"""

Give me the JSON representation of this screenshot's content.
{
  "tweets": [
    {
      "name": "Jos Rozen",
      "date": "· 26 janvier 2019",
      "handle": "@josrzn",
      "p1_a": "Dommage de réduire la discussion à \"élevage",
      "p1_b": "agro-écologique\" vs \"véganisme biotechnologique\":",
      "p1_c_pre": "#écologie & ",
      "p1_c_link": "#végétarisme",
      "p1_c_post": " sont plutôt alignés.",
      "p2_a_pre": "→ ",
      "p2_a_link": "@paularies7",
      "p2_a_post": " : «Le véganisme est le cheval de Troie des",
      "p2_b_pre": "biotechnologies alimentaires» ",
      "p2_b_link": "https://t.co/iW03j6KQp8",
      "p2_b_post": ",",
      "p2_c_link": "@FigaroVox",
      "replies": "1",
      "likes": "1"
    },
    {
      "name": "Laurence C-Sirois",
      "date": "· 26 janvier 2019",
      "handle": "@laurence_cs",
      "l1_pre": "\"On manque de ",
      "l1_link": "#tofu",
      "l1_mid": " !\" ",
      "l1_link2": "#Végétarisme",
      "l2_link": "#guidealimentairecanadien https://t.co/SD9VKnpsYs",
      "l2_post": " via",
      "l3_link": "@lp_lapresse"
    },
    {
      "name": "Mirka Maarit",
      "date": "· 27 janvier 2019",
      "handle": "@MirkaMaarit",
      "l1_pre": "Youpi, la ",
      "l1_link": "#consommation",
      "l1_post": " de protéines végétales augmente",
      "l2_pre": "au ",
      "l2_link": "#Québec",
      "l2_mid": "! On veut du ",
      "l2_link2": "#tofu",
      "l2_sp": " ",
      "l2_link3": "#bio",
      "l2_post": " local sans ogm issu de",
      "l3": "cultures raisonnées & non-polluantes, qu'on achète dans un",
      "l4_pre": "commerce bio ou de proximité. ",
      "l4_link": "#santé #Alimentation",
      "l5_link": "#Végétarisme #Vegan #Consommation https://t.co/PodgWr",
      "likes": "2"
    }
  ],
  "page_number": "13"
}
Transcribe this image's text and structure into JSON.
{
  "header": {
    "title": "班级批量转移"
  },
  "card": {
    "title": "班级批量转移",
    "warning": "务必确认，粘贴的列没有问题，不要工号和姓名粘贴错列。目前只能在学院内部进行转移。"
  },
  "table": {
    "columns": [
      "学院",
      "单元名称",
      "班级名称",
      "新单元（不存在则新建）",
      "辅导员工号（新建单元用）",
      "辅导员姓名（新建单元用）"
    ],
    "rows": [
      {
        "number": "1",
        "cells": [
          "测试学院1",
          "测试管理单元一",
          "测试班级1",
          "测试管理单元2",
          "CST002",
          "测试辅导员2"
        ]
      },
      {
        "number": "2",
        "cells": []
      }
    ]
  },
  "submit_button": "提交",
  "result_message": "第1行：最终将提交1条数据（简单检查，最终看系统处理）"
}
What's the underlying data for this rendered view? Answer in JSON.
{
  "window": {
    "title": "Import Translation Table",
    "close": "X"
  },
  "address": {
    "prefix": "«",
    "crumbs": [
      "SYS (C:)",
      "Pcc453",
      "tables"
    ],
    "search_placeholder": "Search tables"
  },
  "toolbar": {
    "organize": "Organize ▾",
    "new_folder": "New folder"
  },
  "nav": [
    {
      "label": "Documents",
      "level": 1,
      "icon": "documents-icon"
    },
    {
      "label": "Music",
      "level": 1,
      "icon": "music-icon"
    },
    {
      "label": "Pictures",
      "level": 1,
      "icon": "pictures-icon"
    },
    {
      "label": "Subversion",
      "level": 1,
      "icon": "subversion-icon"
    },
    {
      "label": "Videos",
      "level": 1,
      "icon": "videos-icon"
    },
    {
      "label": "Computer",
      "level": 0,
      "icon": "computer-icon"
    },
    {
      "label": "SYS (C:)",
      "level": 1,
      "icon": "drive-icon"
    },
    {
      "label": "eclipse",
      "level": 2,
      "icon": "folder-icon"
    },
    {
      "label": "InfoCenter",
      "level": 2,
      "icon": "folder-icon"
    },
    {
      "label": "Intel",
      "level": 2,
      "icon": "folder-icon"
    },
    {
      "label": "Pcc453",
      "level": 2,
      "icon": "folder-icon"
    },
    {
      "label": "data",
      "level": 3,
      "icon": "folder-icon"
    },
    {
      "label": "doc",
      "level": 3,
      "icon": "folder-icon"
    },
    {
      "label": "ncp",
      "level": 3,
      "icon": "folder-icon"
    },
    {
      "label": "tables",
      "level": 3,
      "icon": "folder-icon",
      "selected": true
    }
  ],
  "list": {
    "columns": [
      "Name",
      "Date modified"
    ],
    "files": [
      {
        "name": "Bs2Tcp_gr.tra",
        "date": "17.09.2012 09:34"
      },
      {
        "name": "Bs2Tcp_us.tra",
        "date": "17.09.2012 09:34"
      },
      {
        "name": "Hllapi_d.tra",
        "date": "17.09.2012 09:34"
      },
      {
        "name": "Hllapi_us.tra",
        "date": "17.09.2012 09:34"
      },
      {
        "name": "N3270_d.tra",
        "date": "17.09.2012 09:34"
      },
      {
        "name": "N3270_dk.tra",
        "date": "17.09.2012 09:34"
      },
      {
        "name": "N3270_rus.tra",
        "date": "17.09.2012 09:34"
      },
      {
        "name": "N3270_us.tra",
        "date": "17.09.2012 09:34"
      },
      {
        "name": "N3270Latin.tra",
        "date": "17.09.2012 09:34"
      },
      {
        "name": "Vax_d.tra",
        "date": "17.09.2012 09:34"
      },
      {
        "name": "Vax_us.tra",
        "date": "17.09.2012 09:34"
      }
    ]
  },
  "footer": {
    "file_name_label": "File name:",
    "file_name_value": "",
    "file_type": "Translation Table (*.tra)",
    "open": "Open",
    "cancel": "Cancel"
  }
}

"""

Retype the whole listing above exactly.

■ RESPONSE ■
Give me the JSON representation of this screenshot's content.
{
  "tweets": [
    {
      "name": "Jos Rozen",
      "date": "· 26 janvier 2019",
      "handle": "@josrzn",
      "p1_a": "Dommage de réduire la discussion à \"élevage",
      "p1_b": "agro-écologique\" vs \"véganisme biotechnologique\":",
      "p1_c_pre": "#écologie & ",
      "p1_c_link": "#végétarisme",
      "p1_c_post": " sont plutôt alignés.",
      "p2_a_pre": "→ ",
      "p2_a_link": "@paularies7",
      "p2_a_post": " : «Le véganisme est le cheval de Troie des",
      "p2_b_pre": "biotechnologies alimentaires» ",
      "p2_b_link": "https://t.co/iW03j6KQp8",
      "p2_b_post": ",",
      "p2_c_link": "@FigaroVox",
      "replies": "1",
      "likes": "1"
    },
    {
      "name": "Laurence C-Sirois",
      "date": "· 26 janvier 2019",
      "handle": "@laurence_cs",
      "l1_pre": "\"On manque de ",
      "l1_link": "#tofu",
      "l1_mid": " !\" ",
      "l1_link2": "#Végétarisme",
      "l2_link": "#guidealimentairecanadien https://t.co/SD9VKnpsYs",
      "l2_post": " via",
      "l3_link": "@lp_lapresse"
    },
    {
      "name": "Mirka Maarit",
      "date": "· 27 janvier 2019",
      "handle": "@MirkaMaarit",
      "l1_pre": "Youpi, la ",
      "l1_link": "#consommation",
      "l1_post": " de protéines végétales augmente",
      "l2_pre": "au ",
      "l2_link": "#Québec",
      "l2_mid": "! On veut du ",
      "l2_link2": "#tofu",
      "l2_sp": " ",
      "l2_link3": "#bio",
      "l2_post": " local sans ogm issu de",
      "l3": "cultures raisonnées & non-polluantes, qu'on achète dans un",
      "l4_pre": "commerce bio ou de proximité. ",
      "l4_link": "#santé #Alimentation",
      "l5_link": "#Végétarisme #Vegan #Consommation https://t.co/PodgWr",
      "likes": "2"
    }
  ],
  "page_number": "13"
}
Transcribe this image's text and structure into JSON.
{
  "header": {
    "title": "班级批量转移"
  },
  "card": {
    "title": "班级批量转移",
    "warning": "务必确认，粘贴的列没有问题，不要工号和姓名粘贴错列。目前只能在学院内部进行转移。"
  },
  "table": {
    "columns": [
      "学院",
      "单元名称",
      "班级名称",
      "新单元（不存在则新建）",
      "辅导员工号（新建单元用）",
      "辅导员姓名（新建单元用）"
    ],
    "rows": [
      {
        "number": "1",
        "cells": [
          "测试学院1",
          "测试管理单元一",
          "测试班级1",
          "测试管理单元2",
          "CST002",
          "测试辅导员2"
        ]
      },
      {
        "number": "2",
        "cells": []
      }
    ]
  },
  "submit_button": "提交",
  "result_message": "第1行：最终将提交1条数据（简单检查，最终看系统处理）"
}
What's the underlying data for this rendered view? Answer in JSON.
{
  "window": {
    "title": "Import Translation Table",
    "close": "X"
  },
  "address": {
    "prefix": "«",
    "crumbs": [
      "SYS (C:)",
      "Pcc453",
      "tables"
    ],
    "search_placeholder": "Search tables"
  },
  "toolbar": {
    "organize": "Organize ▾",
    "new_folder": "New folder"
  },
  "nav": [
    {
      "label": "Documents",
      "level": 1,
      "icon": "documents-icon"
    },
    {
      "label": "Music",
      "level": 1,
      "icon": "music-icon"
    },
    {
      "label": "Pictures",
      "level": 1,
      "icon": "pictures-icon"
    },
    {
      "label": "Subversion",
      "level": 1,
      "icon": "subversion-icon"
    },
    {
      "label": "Videos",
      "level": 1,
      "icon": "videos-icon"
    },
    {
      "label": "Computer",
      "level": 0,
      "icon": "computer-icon"
    },
    {
      "label": "SYS (C:)",
      "level": 1,
      "icon": "drive-icon"
    },
    {
      "label": "eclipse",
      "level": 2,
      "icon": "folder-icon"
    },
    {
      "label": "InfoCenter",
      "level": 2,
      "icon": "folder-icon"
    },
    {
      "label": "Intel",
      "level": 2,
      "icon": "folder-icon"
    },
    {
      "label": "Pcc453",
      "level": 2,
      "icon": "folder-icon"
    },
    {
      "label": "data",
      "level": 3,
      "icon": "folder-icon"
    },
    {
      "label": "doc",
      "level": 3,
      "icon": "folder-icon"
    },
    {
      "label": "ncp",
      "level": 3,
      "icon": "folder-icon"
    },
    {
      "label": "tables",
      "level": 3,
      "icon": "folder-icon",
      "selected": true
    }
  ],
  "list": {
    "columns": [
      "Name",
      "Date modified"
    ],
    "files": [
      {
        "name": "Bs2Tcp_gr.tra",
        "date": "17.09.2012 09:34"
      },
      {
        "name": "Bs2Tcp_us.tra",
        "date": "17.09.2012 09:34"
      },
      {
        "name": "Hllapi_d.tra",
        "date": "17.09.2012 09:34"
      },
      {
        "name": "Hllapi_us.tra",
        "date": "17.09.2012 09:34"
      },
      {
        "name": "N3270_d.tra",
        "date": "17.09.2012 09:34"
      },
      {
        "name": "N3270_dk.tra",
        "date": "17.09.2012 09:34"
      },
      {
        "name": "N3270_rus.tra",
        "date": "17.09.2012 09:34"
      },
      {
        "name": "N3270_us.tra",
        "date": "17.09.2012 09:34"
      },
      {
        "name": "N3270Latin.tra",
        "date": "17.09.2012 09:34"
      },
      {
        "name": "Vax_d.tra",
        "date": "17.09.2012 09:34"
      },
      {
        "name": "Vax_us.tra",
        "date": "17.09.2012 09:34"
      }
    ]
  },
  "footer": {
    "file_name_label": "File name:",
    "file_name_value": "",
    "file_type": "Translation Table (*.tra)",
    "open": "Open",
    "cancel": "Cancel"
  }
}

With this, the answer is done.